§ **Exercise materials**
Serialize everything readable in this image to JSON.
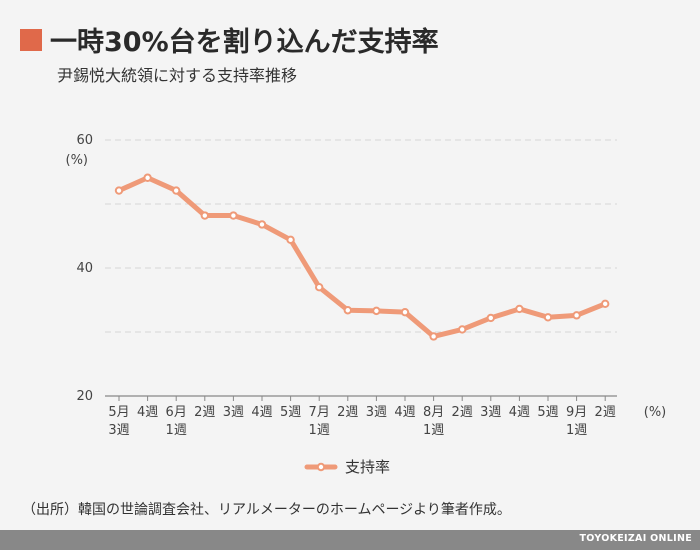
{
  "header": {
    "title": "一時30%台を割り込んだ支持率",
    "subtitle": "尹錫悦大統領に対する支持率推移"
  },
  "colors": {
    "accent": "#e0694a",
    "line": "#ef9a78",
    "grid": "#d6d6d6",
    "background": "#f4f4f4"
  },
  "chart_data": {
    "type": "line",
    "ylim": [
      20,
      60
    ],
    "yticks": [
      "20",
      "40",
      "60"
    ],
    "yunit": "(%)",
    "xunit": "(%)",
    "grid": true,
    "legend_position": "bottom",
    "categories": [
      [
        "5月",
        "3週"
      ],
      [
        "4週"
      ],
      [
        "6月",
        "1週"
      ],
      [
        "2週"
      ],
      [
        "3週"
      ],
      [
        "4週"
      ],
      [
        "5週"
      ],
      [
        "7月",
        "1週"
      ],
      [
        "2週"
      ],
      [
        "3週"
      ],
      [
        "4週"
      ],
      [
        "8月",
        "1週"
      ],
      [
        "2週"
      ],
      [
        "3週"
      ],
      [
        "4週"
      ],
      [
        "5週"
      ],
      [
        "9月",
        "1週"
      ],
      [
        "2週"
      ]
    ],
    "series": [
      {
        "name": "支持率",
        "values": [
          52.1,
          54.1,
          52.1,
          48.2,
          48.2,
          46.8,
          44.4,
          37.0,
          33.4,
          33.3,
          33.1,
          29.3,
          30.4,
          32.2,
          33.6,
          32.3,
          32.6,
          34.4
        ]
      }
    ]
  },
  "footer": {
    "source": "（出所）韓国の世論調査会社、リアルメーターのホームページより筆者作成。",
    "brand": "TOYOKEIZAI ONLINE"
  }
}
==
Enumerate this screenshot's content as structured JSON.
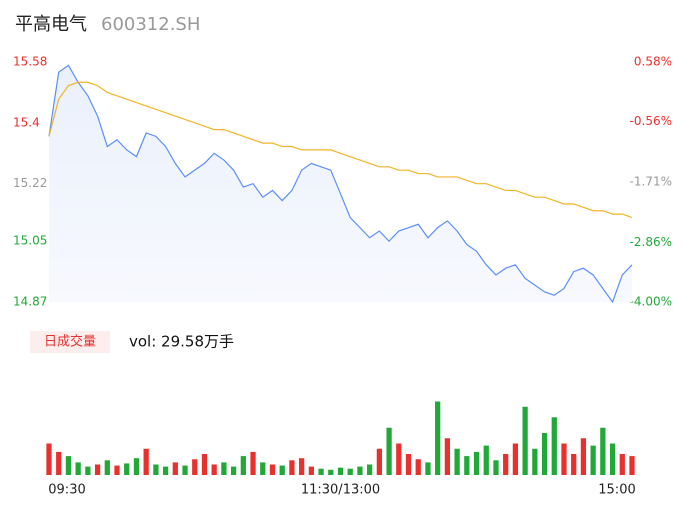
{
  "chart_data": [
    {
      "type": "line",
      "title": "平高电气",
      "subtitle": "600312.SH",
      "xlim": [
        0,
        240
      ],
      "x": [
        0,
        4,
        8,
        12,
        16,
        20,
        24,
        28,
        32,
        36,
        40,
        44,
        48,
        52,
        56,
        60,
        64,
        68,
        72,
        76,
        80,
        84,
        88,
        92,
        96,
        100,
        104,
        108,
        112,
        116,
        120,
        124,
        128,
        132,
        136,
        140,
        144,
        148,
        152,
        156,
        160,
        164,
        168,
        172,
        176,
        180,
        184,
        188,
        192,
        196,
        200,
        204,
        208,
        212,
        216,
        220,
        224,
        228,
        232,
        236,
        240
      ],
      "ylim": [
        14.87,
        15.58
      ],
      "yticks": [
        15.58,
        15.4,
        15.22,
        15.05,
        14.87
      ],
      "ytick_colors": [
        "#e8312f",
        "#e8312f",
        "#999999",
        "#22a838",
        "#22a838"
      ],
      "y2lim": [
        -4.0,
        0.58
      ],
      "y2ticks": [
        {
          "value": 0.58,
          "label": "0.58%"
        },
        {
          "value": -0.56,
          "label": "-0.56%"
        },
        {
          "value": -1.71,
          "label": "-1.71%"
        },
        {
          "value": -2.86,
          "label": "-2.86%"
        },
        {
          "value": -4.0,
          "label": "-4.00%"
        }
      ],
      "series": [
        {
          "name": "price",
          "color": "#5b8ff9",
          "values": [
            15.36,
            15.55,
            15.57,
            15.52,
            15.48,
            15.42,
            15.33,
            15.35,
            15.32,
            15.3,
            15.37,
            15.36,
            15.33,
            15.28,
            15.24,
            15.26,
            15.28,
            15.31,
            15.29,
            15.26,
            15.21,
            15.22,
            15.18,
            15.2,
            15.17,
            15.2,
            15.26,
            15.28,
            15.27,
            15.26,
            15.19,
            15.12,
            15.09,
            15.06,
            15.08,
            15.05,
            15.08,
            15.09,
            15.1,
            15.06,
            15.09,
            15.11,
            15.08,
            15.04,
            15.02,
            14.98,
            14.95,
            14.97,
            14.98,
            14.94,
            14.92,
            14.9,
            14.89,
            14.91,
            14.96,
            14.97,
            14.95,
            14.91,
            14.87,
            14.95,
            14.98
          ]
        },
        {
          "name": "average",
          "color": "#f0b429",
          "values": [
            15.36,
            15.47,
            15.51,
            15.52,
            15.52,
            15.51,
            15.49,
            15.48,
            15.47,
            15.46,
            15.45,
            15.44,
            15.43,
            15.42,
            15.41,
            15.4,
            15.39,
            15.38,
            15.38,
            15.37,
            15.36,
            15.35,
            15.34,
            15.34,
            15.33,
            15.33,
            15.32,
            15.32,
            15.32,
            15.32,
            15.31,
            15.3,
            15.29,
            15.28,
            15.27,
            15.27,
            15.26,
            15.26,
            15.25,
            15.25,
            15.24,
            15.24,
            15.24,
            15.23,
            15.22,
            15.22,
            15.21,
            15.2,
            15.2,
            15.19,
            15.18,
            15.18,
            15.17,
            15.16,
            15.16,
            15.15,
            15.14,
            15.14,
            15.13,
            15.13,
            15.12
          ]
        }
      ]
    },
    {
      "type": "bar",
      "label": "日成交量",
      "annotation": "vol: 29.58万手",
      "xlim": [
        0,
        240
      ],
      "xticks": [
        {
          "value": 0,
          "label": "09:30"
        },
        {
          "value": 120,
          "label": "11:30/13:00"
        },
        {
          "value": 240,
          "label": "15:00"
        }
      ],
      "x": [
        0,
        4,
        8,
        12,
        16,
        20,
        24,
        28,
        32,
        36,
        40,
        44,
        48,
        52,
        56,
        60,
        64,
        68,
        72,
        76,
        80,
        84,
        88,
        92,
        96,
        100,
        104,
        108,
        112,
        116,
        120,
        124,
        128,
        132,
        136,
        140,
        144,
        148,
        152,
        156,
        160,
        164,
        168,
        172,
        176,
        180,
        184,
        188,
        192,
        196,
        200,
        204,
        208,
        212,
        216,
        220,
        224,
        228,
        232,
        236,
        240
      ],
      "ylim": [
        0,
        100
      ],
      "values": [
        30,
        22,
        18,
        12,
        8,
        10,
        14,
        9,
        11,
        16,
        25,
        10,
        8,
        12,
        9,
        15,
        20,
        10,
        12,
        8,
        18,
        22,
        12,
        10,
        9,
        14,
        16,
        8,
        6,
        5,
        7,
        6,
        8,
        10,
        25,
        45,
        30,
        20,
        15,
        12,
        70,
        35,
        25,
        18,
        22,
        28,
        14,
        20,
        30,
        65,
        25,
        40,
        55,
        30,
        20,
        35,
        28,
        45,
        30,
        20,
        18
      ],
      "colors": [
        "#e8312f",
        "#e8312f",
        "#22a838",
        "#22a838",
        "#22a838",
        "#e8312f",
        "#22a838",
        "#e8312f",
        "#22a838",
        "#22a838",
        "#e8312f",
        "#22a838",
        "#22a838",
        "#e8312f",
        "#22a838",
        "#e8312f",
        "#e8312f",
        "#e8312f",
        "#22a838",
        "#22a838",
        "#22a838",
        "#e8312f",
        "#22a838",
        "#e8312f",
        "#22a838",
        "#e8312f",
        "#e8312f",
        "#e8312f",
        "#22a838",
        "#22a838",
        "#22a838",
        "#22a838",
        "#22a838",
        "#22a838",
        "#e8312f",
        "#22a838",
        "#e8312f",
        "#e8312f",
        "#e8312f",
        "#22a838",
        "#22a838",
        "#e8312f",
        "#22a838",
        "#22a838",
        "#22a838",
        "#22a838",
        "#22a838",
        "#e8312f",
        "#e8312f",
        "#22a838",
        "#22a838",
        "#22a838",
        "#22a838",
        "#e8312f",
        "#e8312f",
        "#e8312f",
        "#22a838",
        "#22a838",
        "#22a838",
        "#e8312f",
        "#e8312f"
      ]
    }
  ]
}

§ **Challenge**
Extract from the material all lines containing the string "label".

§ **Finished answer**
          "label": "0.58%"
          "label": "-0.56%"
          "label": "-1.71%"
          "label": "-2.86%"
          "label": "-4.00%"
      "label": "日成交量",
          "label": "09:30"
          "label": "11:30/13:00"
          "label": "15:00"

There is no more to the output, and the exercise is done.